Provided text –
● ● ● ● ●
Organic Gardening in Your Own Backyard

We're looking forward to a harvest as lush as this one. Photo: © Robert

Spring in Iowa feels like stepping out of the Ice Age into some of the most appreciated warm weather on the planet. After enduring 20 snow and ice storms from November to March (and more still possible all the way to early May), a person’s patience begins to thin. Mine does, anyway. But a few days of warmer weather, say in the 50s and 60s, changes my whole outlook.

About mid January, I stop thinking of winter as “pretty” or “picturesque.” I remember the salt, backaches, missed appointments, missed school days, cars that won’t start, jumper cables, ice-covered windows, car accidents, tow trucks, frozen body parts, wind chill, slips and falls, black ice, power outages, cold feet, heavy blankets, long johns, and itchy wool sweaters. Winter, you’ve overstayed your welcome.

I am ready for spring. I am ready for the rain to wash all those chilly memories away. I am ready for the plants in my garden to return. I am ready to see green buds pushing up through the dead leaves. I long for the feel of dirt under my fingernails. If you live in a cool climate, I’ll bet you’re ready, too.
● ● ● ● ●
Dataset content –
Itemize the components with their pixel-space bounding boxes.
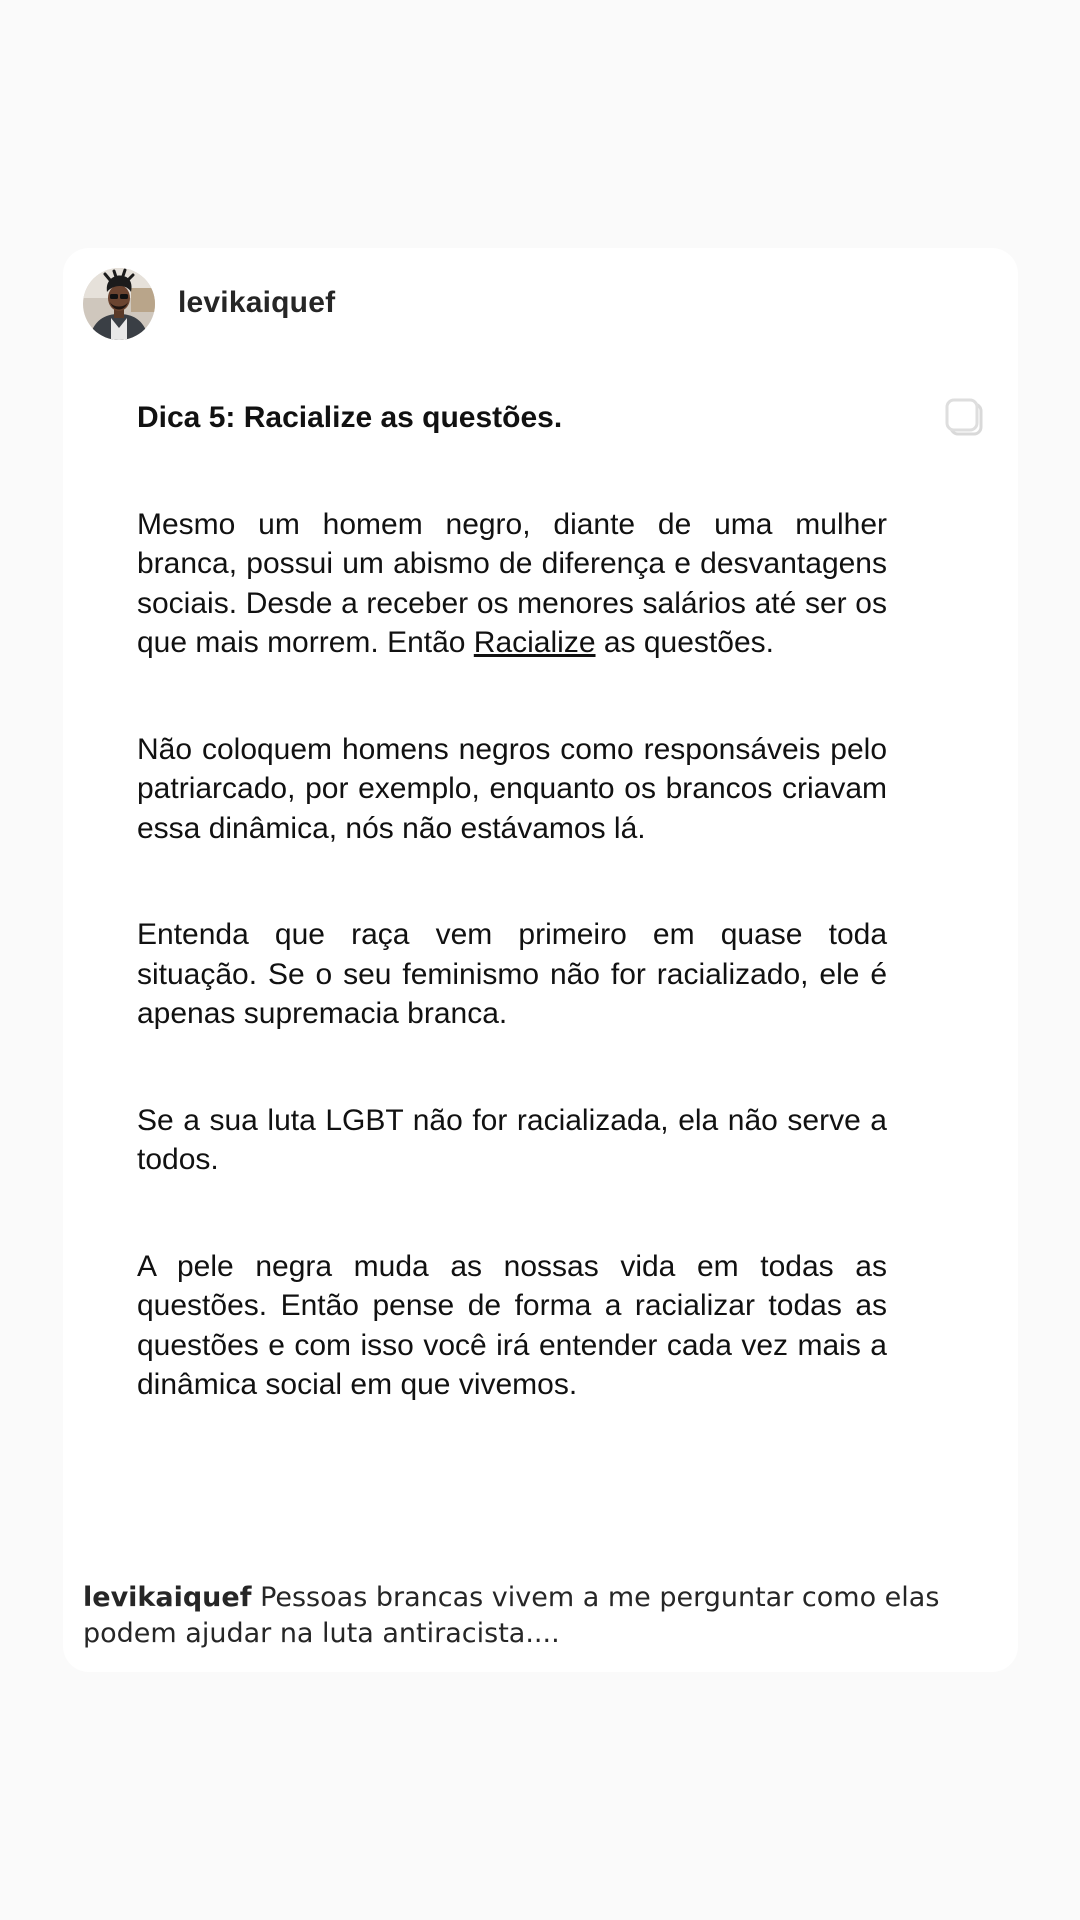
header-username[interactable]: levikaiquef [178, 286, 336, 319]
● ● ● ● ●
Exercise brief – Continue the essay on organic backyard gardening from the point after its final sentence.

Task output –
This year, Julia and I are motivated to do more than plant flowers. We’ve decided to add vegetables to our backyard garden, small as it is. I have a design in mind that will let us grow a number of vining veggies and still give us access to their harvest without having to crawl on our hands and knees. (Watch for more details in a later post.)

So, how about you? Are you thinking of planting vegetables this year? You don’t need a large area, even a few pots or planters will get you started on a delicious harvest for your family. You do need a lot of sunshine, though. And here’s one other thing to consider: If you want your garden to be organic, you have to start with the soil.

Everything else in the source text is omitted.